[Start of WORKING DATA]
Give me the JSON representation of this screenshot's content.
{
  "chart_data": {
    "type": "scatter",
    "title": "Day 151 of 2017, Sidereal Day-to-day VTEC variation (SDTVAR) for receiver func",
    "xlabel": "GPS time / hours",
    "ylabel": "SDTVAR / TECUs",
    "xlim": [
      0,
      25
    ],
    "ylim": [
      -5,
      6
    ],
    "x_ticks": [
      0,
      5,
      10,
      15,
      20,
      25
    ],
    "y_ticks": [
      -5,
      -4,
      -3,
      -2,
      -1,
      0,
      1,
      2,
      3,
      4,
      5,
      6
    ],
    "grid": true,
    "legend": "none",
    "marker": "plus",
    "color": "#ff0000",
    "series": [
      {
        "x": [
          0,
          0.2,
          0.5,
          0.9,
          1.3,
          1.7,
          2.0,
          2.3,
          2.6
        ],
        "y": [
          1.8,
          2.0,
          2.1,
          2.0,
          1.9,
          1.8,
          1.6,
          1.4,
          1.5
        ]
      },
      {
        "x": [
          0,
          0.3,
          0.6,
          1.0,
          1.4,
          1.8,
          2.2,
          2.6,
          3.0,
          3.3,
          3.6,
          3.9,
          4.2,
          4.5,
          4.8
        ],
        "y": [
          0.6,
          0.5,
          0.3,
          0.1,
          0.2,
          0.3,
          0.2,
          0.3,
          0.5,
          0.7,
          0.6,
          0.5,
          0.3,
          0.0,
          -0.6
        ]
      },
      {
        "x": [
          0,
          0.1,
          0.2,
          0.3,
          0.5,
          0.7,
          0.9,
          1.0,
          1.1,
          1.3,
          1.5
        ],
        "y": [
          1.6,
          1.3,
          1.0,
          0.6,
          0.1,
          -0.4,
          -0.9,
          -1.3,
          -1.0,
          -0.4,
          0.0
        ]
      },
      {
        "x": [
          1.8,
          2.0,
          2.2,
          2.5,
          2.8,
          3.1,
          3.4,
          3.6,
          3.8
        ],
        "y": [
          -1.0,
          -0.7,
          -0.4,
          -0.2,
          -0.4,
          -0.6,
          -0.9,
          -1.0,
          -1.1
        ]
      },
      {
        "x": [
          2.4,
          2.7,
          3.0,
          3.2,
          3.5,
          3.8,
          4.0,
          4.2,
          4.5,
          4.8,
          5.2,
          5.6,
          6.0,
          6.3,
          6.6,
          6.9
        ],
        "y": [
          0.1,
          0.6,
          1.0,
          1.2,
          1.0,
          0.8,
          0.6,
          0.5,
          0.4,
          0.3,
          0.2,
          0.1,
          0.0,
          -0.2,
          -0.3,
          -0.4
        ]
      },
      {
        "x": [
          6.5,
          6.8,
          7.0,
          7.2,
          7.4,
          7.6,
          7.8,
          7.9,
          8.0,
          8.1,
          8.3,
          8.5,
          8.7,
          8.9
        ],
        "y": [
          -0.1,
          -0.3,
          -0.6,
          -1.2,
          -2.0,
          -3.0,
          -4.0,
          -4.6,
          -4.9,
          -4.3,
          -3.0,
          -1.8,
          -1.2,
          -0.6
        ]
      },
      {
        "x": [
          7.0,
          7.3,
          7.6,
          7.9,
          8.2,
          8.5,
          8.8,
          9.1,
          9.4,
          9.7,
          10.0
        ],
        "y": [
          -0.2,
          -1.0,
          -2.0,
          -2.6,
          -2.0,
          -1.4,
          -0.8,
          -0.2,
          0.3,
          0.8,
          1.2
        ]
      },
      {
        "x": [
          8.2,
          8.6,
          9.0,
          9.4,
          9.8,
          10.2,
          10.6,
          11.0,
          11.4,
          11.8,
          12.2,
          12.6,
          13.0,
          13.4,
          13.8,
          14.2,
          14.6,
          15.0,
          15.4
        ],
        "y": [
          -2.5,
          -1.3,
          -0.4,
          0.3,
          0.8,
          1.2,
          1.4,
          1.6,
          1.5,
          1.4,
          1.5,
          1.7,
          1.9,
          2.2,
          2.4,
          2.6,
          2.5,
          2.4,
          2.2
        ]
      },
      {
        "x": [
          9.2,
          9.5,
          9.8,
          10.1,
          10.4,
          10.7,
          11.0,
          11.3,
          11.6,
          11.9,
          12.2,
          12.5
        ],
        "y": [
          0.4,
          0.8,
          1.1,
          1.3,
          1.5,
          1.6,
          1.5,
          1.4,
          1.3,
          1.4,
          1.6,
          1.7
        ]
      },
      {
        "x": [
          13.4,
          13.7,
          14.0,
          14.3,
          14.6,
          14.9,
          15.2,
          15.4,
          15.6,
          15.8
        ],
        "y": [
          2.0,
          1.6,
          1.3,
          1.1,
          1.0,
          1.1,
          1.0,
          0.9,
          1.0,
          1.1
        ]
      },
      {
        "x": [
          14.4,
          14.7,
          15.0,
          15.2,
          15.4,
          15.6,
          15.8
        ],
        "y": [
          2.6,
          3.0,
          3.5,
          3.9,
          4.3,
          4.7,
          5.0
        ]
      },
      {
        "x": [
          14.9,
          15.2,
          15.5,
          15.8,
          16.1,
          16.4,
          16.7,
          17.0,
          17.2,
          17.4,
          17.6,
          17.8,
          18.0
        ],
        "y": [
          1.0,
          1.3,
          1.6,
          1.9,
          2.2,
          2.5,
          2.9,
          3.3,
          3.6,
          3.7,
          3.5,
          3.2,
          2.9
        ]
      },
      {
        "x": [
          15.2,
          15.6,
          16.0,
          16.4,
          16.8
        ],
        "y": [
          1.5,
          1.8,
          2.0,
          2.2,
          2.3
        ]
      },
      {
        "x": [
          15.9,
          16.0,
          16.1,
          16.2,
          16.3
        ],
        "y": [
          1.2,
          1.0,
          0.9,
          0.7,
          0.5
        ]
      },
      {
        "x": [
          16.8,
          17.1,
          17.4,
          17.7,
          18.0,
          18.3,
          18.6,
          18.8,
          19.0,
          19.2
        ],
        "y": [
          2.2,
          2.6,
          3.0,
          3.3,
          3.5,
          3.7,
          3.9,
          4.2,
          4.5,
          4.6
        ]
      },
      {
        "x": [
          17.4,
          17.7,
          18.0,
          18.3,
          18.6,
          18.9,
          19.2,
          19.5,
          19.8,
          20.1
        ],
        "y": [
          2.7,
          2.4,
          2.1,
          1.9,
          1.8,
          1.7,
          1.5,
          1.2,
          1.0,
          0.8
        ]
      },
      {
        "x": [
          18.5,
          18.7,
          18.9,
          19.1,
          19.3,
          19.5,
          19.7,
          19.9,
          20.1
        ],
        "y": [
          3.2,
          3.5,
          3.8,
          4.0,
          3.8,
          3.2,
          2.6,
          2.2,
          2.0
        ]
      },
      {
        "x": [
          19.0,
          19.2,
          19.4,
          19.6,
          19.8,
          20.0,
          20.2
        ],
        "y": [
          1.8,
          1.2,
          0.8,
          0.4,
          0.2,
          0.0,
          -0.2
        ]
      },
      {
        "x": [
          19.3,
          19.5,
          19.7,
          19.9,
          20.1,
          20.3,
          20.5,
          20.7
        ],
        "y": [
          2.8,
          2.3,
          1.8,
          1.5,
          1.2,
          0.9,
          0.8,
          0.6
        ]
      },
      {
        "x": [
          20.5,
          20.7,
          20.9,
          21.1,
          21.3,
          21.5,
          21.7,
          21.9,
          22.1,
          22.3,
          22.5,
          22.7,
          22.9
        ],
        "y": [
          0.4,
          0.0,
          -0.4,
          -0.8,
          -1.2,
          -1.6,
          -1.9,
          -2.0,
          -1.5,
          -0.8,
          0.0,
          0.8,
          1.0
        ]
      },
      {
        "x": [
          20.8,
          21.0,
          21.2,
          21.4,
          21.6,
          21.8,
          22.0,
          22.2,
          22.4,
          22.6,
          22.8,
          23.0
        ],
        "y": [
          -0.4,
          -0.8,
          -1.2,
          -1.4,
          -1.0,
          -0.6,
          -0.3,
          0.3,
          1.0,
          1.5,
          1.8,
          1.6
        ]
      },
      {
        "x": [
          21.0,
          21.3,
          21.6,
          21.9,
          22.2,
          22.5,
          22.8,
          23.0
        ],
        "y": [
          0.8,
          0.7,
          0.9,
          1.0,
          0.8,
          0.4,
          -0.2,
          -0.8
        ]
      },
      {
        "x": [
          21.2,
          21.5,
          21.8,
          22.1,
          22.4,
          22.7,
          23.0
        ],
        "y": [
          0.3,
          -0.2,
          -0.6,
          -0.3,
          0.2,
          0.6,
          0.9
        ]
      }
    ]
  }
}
[End of WORKING DATA]
AIM OF THE EXERCISE:
Identify the lines above with the word "SDTVAR". Copy them.

SOLUTION:
    "title": "Day 151 of 2017, Sidereal Day-to-day VTEC variation (SDTVAR) for receiver func",
    "ylabel": "SDTVAR / TECUs",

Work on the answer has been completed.